_GIVEN TASK_
Show every line that has the string "платежей" in it.

_SOURCE DATA_
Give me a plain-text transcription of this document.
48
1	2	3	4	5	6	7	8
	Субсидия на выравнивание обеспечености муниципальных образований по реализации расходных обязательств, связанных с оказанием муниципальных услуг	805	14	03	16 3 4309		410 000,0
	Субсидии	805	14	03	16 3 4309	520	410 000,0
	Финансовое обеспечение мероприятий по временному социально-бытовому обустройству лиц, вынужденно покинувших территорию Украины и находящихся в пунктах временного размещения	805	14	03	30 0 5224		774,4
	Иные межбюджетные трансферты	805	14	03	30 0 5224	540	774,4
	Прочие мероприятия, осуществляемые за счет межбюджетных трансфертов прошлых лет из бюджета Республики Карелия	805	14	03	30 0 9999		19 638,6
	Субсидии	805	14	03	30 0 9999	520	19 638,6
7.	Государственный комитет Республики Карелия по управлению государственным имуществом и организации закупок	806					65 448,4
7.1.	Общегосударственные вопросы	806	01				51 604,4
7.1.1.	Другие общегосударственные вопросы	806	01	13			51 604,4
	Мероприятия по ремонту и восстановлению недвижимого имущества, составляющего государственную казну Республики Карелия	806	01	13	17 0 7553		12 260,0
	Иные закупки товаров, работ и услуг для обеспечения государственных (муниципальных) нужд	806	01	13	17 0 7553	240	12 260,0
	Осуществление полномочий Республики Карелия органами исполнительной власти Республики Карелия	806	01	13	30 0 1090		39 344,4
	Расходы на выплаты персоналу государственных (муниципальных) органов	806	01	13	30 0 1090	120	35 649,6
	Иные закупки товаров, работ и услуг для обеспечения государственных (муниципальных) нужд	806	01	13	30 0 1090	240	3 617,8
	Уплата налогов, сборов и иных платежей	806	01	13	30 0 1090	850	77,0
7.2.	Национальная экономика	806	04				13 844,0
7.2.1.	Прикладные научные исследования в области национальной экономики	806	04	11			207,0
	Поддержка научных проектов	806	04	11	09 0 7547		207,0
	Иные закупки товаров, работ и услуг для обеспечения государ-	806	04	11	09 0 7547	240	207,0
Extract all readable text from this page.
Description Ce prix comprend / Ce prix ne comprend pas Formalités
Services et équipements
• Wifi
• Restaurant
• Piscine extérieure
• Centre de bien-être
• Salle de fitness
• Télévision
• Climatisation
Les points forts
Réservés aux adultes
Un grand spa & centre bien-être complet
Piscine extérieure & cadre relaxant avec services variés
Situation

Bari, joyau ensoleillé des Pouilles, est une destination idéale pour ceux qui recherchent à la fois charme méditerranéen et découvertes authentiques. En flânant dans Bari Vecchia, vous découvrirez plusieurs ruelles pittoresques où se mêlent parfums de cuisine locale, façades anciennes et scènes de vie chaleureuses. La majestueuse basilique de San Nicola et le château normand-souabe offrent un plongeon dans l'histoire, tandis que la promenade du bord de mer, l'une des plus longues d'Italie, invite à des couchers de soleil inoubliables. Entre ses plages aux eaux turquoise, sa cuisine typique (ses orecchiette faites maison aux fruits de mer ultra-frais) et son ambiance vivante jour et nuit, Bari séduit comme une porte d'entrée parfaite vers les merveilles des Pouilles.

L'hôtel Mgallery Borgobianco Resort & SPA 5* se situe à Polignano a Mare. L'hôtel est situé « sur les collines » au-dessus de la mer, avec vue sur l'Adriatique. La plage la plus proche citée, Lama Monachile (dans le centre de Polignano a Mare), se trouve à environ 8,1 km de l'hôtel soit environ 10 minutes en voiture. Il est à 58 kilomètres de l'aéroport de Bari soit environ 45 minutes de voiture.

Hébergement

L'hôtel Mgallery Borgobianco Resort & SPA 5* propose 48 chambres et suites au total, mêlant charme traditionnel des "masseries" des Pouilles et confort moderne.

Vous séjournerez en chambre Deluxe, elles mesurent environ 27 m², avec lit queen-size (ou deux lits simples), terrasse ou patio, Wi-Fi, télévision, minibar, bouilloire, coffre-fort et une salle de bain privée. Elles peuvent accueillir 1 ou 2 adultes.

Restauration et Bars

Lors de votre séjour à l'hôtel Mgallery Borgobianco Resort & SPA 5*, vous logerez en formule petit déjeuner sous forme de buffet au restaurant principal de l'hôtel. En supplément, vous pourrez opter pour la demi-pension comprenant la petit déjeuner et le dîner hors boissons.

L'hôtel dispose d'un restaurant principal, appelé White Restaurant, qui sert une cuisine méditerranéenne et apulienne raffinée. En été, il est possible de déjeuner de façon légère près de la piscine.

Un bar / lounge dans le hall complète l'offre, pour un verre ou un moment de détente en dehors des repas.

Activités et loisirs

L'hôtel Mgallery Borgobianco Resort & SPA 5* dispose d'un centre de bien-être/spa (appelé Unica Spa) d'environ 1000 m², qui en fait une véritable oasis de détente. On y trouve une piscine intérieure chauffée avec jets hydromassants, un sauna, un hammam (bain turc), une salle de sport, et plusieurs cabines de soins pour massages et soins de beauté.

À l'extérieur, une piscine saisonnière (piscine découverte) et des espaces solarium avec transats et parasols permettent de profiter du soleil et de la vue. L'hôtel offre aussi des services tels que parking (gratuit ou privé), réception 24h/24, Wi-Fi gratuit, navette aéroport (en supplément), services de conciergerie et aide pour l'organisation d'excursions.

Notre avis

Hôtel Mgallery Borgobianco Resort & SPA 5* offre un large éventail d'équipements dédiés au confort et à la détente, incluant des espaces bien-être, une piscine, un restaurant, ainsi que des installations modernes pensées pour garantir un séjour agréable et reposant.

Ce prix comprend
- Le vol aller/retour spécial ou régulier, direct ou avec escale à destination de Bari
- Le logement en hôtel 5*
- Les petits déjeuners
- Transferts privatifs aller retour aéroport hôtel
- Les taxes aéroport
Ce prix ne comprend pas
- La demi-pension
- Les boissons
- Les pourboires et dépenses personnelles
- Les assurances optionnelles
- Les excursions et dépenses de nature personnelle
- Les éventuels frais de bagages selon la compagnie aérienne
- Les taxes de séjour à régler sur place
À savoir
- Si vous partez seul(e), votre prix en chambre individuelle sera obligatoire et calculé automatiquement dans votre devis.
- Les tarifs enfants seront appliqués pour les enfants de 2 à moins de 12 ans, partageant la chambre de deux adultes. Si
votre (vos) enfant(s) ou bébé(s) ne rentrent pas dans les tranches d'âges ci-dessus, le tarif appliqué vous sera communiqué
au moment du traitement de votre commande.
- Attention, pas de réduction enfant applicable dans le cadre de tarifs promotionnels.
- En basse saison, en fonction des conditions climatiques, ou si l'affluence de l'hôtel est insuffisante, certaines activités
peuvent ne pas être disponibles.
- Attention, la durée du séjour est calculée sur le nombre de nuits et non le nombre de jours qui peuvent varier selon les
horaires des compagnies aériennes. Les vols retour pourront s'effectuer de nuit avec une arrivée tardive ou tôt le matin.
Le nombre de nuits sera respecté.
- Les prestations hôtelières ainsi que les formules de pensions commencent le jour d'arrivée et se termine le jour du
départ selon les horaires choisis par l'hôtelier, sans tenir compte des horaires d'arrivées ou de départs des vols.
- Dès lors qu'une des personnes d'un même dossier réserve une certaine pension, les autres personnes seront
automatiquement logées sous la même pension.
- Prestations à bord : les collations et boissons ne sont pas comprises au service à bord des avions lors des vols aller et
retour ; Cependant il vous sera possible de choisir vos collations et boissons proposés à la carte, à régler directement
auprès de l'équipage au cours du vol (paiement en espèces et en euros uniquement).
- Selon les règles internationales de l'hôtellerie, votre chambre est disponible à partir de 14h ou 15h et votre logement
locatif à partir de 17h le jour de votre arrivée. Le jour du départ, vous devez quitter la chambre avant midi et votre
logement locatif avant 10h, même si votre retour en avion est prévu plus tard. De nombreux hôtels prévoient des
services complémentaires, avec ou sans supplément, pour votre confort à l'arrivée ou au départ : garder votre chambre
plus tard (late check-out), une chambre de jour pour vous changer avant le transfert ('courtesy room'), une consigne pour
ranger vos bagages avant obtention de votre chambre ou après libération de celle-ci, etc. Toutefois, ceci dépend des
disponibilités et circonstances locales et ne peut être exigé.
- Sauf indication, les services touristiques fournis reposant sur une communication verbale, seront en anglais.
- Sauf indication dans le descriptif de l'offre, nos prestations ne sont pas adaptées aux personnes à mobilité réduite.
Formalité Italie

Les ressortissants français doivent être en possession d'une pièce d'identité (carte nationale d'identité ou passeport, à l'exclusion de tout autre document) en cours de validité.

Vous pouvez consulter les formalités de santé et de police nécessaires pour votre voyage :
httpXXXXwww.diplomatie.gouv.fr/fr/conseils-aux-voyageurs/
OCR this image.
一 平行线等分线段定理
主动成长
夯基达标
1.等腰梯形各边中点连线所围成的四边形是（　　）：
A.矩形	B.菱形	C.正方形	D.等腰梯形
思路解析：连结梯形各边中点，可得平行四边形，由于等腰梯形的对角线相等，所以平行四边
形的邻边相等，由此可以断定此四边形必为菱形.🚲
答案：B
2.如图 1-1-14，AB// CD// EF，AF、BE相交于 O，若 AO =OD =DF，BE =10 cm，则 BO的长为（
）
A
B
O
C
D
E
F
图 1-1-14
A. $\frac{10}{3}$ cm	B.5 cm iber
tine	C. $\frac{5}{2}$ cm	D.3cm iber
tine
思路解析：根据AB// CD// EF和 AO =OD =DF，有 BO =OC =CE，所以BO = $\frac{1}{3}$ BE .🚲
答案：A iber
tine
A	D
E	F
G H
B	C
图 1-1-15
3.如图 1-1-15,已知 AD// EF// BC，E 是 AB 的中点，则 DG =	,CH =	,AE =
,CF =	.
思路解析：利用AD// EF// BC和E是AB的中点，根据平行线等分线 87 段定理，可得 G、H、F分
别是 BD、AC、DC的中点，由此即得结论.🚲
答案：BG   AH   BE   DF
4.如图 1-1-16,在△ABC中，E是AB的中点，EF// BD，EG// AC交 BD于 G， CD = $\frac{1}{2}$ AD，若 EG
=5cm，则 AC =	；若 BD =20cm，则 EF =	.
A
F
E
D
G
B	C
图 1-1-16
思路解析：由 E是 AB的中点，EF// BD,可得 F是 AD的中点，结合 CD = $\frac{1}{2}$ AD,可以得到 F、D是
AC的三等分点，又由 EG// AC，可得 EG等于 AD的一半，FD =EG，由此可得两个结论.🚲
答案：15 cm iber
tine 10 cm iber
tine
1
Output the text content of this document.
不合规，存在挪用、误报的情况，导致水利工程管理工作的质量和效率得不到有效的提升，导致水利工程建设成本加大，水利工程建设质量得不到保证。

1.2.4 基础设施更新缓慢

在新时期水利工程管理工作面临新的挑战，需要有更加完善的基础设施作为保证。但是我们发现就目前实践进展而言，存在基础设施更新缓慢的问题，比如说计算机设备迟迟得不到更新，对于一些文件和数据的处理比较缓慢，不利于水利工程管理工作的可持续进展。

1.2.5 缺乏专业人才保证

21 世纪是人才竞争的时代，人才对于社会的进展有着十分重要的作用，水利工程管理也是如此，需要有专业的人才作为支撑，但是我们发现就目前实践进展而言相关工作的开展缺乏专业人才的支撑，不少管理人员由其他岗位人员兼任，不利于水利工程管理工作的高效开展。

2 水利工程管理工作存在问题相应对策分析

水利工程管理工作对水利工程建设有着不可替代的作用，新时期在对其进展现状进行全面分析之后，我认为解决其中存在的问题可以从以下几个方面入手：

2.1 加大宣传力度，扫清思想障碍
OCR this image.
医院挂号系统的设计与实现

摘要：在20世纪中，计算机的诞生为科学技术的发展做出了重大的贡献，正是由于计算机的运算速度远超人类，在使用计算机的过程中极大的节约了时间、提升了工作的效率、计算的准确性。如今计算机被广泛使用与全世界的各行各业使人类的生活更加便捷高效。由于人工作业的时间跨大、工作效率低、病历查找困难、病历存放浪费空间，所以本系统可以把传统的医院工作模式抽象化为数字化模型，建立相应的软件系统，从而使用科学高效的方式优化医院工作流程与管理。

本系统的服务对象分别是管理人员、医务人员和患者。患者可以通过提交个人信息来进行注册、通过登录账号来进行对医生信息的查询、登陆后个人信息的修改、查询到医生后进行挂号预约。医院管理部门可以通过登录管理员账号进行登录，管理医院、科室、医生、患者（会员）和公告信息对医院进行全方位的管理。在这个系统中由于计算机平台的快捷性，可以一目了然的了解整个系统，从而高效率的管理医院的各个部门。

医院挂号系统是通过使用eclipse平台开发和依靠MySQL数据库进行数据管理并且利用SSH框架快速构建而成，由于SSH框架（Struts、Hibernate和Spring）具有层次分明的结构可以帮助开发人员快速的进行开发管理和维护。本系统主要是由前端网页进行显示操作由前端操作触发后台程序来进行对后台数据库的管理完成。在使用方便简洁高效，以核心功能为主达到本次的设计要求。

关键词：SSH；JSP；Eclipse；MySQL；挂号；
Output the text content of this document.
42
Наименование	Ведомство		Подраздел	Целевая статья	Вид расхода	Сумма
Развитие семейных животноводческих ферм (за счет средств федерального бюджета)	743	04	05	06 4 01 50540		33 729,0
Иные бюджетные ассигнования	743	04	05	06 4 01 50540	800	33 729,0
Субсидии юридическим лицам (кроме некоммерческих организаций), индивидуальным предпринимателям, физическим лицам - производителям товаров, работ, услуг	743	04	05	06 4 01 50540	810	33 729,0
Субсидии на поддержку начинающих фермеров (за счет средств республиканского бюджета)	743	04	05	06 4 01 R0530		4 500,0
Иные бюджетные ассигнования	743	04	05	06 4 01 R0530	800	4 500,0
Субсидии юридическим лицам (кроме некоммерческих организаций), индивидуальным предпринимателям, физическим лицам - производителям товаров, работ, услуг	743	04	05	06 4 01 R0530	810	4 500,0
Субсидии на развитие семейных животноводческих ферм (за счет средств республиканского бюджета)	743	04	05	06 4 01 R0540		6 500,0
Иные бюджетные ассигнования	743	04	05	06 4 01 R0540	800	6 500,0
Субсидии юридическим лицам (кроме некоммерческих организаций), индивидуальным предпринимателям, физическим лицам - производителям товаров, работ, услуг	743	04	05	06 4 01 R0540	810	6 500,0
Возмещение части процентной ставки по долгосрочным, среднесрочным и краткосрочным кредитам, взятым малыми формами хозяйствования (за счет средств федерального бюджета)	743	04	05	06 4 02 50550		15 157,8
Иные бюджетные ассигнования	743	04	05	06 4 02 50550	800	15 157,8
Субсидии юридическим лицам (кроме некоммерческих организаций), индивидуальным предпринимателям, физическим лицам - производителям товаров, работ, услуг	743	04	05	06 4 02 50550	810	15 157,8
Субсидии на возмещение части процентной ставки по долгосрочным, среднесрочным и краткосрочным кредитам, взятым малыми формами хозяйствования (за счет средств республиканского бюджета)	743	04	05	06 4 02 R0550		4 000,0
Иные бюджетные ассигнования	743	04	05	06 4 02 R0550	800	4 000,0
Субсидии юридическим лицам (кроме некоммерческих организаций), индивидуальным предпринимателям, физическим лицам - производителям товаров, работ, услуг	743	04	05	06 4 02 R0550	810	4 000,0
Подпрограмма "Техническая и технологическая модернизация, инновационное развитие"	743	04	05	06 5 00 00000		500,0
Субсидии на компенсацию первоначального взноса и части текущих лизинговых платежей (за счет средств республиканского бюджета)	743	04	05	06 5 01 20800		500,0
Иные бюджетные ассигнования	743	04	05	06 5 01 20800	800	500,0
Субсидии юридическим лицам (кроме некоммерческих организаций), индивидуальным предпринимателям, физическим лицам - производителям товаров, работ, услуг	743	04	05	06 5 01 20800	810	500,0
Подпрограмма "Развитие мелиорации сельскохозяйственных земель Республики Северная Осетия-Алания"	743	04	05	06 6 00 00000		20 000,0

_SOLUTION FOR THIS PROBLEM_
	Уплата налогов, сборов и иных платежей	806	01	13	30 0 1090	850	77,0
Субсидии на компенсацию первоначального взноса и части текущих лизинговых платежей (за счет средств республиканского бюджета)	743	04	05	06 5 01 20800		500,0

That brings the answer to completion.